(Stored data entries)
-=-=-

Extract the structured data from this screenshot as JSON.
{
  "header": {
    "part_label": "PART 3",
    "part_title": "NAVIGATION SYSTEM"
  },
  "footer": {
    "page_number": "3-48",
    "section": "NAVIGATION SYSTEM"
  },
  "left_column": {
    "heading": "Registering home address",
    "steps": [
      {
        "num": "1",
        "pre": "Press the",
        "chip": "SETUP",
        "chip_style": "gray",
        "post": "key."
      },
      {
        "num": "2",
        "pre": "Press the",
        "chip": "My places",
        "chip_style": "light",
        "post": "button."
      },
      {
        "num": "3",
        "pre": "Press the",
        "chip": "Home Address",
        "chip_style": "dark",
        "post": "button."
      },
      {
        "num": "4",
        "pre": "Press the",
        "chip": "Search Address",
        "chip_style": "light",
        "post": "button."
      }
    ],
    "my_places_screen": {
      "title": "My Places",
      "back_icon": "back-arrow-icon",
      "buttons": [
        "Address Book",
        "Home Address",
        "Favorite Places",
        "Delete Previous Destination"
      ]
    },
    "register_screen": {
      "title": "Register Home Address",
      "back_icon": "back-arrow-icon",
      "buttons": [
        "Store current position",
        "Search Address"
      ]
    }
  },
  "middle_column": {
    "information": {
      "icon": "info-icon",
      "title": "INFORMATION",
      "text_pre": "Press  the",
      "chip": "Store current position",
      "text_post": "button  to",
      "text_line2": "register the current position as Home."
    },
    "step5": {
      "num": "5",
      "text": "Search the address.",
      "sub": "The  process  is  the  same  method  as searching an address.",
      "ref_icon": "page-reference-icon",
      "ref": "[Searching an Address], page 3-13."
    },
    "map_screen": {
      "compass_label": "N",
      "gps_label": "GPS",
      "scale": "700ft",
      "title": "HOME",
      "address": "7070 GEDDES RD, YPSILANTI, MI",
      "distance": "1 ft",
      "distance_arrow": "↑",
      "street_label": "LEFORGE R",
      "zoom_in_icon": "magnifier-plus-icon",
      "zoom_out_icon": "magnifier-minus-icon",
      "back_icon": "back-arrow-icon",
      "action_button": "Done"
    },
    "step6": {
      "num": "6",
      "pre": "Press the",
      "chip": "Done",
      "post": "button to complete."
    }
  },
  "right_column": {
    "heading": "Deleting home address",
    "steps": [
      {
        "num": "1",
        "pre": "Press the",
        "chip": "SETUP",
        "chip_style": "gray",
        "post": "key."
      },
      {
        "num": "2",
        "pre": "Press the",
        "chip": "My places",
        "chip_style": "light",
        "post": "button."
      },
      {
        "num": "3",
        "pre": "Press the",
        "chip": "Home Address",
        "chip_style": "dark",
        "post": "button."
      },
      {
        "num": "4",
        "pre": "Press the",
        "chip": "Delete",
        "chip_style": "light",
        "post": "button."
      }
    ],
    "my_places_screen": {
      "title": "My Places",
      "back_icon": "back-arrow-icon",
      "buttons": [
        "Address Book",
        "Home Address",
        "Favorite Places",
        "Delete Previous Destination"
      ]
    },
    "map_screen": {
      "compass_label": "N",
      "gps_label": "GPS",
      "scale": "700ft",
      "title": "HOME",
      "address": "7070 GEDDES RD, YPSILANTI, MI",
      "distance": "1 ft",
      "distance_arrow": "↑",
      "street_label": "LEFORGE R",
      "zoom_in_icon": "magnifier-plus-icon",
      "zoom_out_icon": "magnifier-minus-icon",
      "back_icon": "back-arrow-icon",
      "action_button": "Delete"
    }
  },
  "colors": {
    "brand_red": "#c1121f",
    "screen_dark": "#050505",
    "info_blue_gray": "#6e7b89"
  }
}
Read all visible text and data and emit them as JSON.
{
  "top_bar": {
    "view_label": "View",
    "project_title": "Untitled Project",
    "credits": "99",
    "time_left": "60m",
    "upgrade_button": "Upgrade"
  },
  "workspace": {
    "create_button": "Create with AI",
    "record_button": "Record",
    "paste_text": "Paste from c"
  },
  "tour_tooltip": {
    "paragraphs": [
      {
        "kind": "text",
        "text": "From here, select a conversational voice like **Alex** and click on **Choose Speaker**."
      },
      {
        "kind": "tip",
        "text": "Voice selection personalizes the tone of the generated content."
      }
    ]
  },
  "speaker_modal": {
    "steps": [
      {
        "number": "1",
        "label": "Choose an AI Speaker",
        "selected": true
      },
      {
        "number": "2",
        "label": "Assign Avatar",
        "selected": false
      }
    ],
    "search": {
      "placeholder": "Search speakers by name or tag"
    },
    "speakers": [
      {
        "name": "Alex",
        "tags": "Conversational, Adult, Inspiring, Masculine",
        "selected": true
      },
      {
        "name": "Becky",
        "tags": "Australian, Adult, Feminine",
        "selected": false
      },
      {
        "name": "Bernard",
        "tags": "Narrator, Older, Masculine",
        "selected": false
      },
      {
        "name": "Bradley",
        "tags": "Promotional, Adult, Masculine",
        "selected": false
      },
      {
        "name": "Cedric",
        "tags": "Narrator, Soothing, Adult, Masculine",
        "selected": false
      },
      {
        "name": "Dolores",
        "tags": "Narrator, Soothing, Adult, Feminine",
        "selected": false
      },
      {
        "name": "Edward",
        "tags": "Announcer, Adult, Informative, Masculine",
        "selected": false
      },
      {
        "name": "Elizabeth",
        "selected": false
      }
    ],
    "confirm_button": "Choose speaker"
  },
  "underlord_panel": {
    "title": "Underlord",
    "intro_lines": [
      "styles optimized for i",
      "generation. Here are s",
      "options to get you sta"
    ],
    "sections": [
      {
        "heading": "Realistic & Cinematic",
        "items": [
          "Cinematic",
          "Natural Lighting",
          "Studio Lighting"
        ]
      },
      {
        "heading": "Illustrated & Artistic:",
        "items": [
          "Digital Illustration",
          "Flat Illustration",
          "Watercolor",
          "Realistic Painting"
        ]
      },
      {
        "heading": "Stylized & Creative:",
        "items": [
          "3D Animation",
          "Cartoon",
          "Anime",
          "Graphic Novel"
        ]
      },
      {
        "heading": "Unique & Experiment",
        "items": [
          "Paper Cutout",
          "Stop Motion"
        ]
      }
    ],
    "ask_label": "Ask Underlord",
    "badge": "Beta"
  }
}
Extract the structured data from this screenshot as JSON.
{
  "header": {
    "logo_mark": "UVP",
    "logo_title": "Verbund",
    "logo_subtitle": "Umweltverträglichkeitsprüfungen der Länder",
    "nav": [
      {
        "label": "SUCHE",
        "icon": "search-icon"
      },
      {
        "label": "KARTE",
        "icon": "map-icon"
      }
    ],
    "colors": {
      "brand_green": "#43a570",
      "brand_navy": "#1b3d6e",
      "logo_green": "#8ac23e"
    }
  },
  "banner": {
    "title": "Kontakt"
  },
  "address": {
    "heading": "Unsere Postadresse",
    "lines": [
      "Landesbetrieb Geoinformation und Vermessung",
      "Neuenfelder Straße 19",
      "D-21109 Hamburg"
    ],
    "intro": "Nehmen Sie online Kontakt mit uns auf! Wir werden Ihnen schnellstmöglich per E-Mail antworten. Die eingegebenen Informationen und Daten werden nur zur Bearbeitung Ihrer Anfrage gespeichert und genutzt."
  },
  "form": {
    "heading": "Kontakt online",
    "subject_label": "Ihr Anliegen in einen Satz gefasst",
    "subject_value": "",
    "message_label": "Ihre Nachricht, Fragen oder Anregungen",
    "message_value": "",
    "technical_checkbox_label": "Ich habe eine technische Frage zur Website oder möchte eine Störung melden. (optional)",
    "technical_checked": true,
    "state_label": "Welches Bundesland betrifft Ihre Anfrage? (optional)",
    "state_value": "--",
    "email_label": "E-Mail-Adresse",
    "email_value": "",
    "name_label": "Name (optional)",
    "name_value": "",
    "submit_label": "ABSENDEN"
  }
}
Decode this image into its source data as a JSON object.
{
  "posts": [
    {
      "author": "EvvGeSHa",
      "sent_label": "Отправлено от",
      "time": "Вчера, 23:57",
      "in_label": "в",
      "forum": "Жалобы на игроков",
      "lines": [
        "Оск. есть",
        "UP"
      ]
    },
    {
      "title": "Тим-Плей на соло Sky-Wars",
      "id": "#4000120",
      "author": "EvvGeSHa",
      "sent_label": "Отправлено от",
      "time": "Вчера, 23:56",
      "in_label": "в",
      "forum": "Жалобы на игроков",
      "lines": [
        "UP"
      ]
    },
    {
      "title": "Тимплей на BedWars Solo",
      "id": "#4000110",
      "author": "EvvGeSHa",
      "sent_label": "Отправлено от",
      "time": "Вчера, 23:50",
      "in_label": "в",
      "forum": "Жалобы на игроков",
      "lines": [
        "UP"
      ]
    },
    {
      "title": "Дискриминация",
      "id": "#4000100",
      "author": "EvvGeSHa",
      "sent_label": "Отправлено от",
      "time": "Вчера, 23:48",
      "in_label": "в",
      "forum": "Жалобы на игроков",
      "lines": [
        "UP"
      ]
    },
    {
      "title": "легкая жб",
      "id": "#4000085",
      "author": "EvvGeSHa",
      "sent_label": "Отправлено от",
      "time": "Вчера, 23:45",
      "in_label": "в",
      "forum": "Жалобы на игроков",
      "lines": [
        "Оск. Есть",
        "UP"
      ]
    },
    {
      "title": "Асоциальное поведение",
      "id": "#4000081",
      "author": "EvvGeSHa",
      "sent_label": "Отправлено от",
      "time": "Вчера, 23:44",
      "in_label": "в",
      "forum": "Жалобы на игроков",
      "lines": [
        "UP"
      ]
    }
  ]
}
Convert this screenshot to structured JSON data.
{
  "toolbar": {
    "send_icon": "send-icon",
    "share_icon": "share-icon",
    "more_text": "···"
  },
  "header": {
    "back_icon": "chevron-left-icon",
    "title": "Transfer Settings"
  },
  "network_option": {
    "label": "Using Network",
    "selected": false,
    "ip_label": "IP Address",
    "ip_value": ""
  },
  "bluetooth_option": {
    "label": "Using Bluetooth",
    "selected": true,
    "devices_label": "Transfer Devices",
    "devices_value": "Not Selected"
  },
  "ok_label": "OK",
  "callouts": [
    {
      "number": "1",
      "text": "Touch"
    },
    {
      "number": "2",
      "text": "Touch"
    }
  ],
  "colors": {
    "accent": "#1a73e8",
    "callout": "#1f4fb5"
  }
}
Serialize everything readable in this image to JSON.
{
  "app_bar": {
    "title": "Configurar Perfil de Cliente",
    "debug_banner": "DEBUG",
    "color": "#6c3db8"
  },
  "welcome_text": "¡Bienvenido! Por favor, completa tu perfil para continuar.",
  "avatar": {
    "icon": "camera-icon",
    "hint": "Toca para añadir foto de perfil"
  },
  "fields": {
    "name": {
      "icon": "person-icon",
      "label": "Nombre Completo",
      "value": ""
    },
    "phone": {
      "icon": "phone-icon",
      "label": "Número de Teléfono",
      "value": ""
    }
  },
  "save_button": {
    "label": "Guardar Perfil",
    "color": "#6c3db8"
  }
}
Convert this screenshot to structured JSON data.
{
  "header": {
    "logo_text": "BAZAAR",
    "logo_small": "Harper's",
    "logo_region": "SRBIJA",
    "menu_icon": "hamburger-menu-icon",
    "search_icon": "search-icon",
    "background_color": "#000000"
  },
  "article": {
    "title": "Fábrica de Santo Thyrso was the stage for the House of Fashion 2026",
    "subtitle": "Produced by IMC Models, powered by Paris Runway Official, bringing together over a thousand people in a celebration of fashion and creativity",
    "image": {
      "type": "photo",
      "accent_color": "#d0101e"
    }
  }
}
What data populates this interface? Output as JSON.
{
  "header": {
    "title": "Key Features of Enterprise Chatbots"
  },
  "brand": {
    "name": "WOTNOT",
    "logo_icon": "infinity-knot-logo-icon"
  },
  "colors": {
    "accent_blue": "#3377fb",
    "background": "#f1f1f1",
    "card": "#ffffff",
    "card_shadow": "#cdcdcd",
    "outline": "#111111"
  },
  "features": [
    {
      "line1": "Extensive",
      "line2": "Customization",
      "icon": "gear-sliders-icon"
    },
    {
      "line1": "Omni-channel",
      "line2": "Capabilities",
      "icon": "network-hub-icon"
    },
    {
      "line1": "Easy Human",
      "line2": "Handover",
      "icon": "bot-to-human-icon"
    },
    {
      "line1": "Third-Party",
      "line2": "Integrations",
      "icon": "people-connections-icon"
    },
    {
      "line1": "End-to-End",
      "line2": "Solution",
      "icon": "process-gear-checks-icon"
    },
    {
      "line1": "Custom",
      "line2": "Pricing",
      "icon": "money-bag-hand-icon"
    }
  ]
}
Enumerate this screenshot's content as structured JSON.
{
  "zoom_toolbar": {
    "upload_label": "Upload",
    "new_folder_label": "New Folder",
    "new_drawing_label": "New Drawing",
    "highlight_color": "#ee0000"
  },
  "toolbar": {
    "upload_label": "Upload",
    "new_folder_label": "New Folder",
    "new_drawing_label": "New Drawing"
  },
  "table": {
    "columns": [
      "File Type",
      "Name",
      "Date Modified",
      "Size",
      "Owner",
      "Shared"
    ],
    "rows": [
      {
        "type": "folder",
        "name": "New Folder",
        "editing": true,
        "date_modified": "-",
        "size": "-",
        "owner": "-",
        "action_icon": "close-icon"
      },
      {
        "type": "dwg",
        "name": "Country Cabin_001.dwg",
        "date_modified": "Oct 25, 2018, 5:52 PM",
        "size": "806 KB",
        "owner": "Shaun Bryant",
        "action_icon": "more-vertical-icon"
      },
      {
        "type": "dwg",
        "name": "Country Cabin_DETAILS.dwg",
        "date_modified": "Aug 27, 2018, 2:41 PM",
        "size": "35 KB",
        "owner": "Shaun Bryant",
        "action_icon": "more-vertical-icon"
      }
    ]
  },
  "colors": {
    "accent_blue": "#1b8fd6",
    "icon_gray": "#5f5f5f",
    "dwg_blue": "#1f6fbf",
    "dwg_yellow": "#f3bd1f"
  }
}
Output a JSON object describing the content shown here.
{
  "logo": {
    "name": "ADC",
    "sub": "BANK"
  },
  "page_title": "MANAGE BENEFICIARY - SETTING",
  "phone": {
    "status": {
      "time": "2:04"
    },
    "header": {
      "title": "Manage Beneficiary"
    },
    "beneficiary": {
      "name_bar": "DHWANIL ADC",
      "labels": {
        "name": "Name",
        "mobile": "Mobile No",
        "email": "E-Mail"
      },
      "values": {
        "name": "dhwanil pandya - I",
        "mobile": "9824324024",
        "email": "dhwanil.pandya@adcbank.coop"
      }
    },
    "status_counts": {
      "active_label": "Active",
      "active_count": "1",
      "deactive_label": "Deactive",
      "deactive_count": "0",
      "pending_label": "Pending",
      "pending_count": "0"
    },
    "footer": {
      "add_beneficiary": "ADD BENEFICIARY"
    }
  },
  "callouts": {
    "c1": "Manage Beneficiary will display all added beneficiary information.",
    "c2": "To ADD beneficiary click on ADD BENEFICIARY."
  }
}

-=-=-

§ DIRECTIONS
Copy down every line of the entries containing the word "position".

§ ANSWER FOR THE TASK
        "Store current position",
      "chip": "Store current position",
      "text_line2": "register the current position as Home."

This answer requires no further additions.